**WRITTEN INSTRUCTION**
Faithfully return all lines, omitting every embedded picture.

**DATA EXTRACT**
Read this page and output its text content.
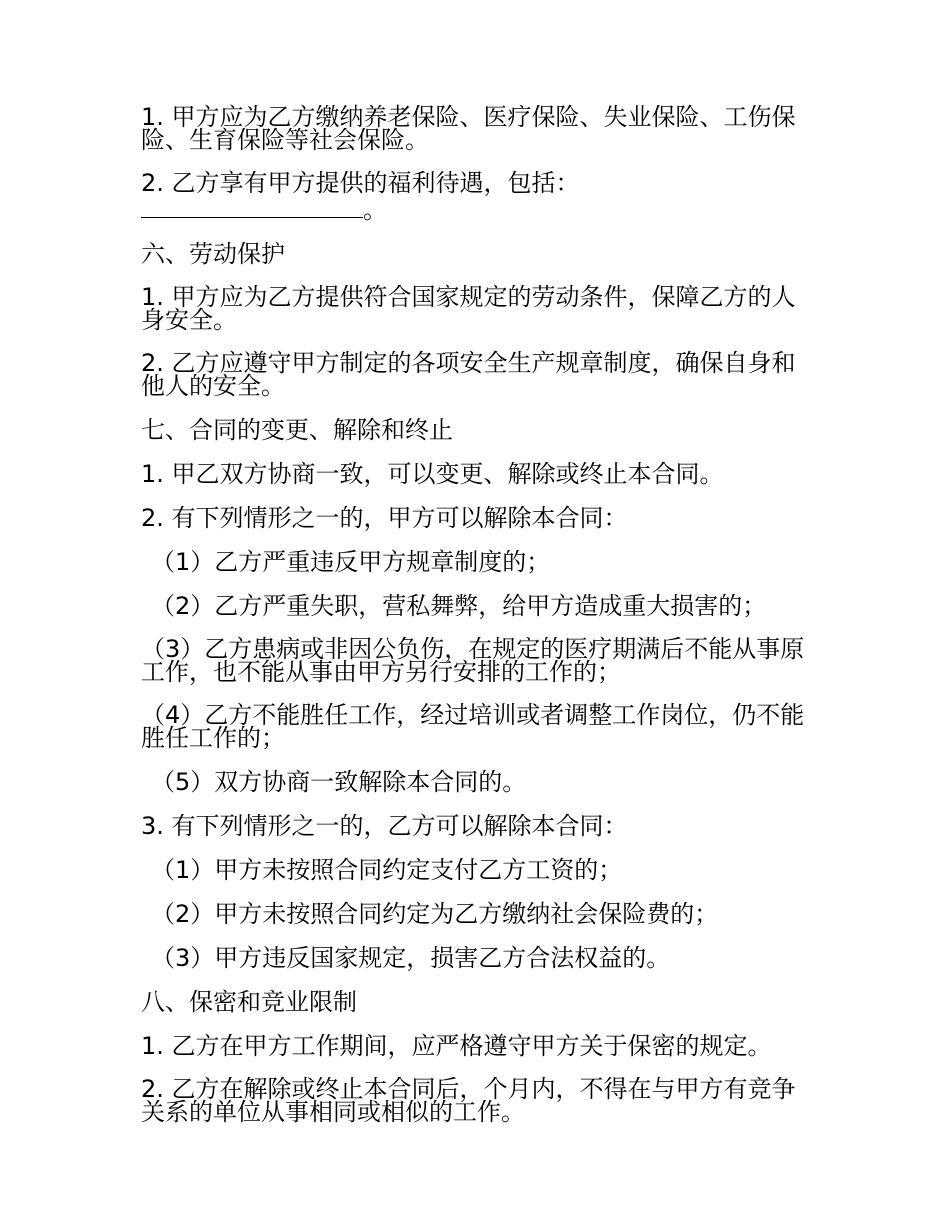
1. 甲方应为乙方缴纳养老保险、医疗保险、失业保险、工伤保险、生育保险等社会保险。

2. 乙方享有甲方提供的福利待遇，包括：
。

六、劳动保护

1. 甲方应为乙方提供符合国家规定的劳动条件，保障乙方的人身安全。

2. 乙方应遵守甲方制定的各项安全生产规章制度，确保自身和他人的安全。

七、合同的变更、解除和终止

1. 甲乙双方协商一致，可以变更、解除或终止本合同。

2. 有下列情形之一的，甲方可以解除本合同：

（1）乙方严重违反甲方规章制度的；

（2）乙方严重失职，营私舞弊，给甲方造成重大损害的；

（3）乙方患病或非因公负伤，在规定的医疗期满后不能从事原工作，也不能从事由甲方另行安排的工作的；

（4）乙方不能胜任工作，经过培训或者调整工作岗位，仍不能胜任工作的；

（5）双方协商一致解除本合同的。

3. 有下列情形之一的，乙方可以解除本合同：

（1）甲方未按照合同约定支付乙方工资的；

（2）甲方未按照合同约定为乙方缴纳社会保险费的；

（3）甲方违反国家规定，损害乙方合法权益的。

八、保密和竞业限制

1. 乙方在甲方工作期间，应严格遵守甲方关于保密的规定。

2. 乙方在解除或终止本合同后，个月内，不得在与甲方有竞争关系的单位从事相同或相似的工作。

**SOLUTION FOR THIS PROBLEM**
Read this page and output its text content.
1. 甲方应为乙方缴纳养老保险、医疗保险、失业保险、工伤保险、生育保险等社会保险。

2. 乙方享有甲方提供的福利待遇，包括：
。

六、劳动保护

1. 甲方应为乙方提供符合国家规定的劳动条件，保障乙方的人身安全。

2. 乙方应遵守甲方制定的各项安全生产规章制度，确保自身和他人的安全。

七、合同的变更、解除和终止

1. 甲乙双方协商一致，可以变更、解除或终止本合同。

2. 有下列情形之一的，甲方可以解除本合同：

（1）乙方严重违反甲方规章制度的；

（2）乙方严重失职，营私舞弊，给甲方造成重大损害的；

（3）乙方患病或非因公负伤，在规定的医疗期满后不能从事原工作，也不能从事由甲方另行安排的工作的；

（4）乙方不能胜任工作，经过培训或者调整工作岗位，仍不能胜任工作的；

（5）双方协商一致解除本合同的。

3. 有下列情形之一的，乙方可以解除本合同：

（1）甲方未按照合同约定支付乙方工资的；

（2）甲方未按照合同约定为乙方缴纳社会保险费的；

（3）甲方违反国家规定，损害乙方合法权益的。

八、保密和竞业限制

1. 乙方在甲方工作期间，应严格遵守甲方关于保密的规定。

2. 乙方在解除或终止本合同后，个月内，不得在与甲方有竞争关系的单位从事相同或相似的工作。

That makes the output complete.